ABOUT THIS TASK
This task requires every entry to be set down again exactly.

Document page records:
====

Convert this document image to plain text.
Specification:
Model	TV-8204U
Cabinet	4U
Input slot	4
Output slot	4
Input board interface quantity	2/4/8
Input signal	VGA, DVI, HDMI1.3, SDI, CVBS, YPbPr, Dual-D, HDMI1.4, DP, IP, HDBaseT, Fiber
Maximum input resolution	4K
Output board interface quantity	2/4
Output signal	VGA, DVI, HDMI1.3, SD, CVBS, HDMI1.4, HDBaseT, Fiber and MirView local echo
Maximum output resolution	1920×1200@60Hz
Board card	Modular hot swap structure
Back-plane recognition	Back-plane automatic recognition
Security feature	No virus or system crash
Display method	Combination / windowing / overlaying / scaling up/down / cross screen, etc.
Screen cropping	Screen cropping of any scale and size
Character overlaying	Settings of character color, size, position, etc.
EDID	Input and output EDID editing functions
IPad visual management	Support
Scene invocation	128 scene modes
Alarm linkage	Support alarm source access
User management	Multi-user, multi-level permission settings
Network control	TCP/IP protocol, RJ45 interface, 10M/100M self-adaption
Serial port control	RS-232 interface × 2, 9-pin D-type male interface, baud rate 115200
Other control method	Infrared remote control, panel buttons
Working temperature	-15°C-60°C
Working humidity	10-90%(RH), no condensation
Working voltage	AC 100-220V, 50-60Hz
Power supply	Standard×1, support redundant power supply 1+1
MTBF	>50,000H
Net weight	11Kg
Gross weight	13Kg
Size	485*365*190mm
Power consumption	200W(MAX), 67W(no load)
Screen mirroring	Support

====

RESULT OF THIS EXERCISE
Convert this document image to plain text.
Specification:
Model	TV-8204U
Cabinet	4U
Input slot	4
Output slot	4
Input board interface quantity	2/4/8
Input signal	VGA, DVI, HDMI1.3, SDI, CVBS, YPbPr, Dual-D, HDMI1.4, DP, IP, HDBaseT, Fiber
Maximum input resolution	4K
Output board interface quantity	2/4
Output signal	VGA, DVI, HDMI1.3, SD, CVBS, HDMI1.4, HDBaseT, Fiber and MirView local echo
Maximum output resolution	1920×1200@60Hz
Board card	Modular hot swap structure
Back-plane recognition	Back-plane automatic recognition
Security feature	No virus or system crash
Display method	Combination / windowing / overlaying / scaling up/down / cross screen, etc.
Screen cropping	Screen cropping of any scale and size
Character overlaying	Settings of character color, size, position, etc.
EDID	Input and output EDID editing functions
IPad visual management	Support
Scene invocation	128 scene modes
Alarm linkage	Support alarm source access
User management	Multi-user, multi-level permission settings
Network control	TCP/IP protocol, RJ45 interface, 10M/100M self-adaption
Serial port control	RS-232 interface × 2, 9-pin D-type male interface, baud rate 115200
Other control method	Infrared remote control, panel buttons
Working temperature	-15°C-60°C
Working humidity	10-90%(RH), no condensation
Working voltage	AC 100-220V, 50-60Hz
Power supply	Standard×1, support redundant power supply 1+1
MTBF	>50,000H
Net weight	11Kg
Gross weight	13Kg
Size	485*365*190mm
Power consumption	200W(MAX), 67W(no load)
Screen mirroring	Support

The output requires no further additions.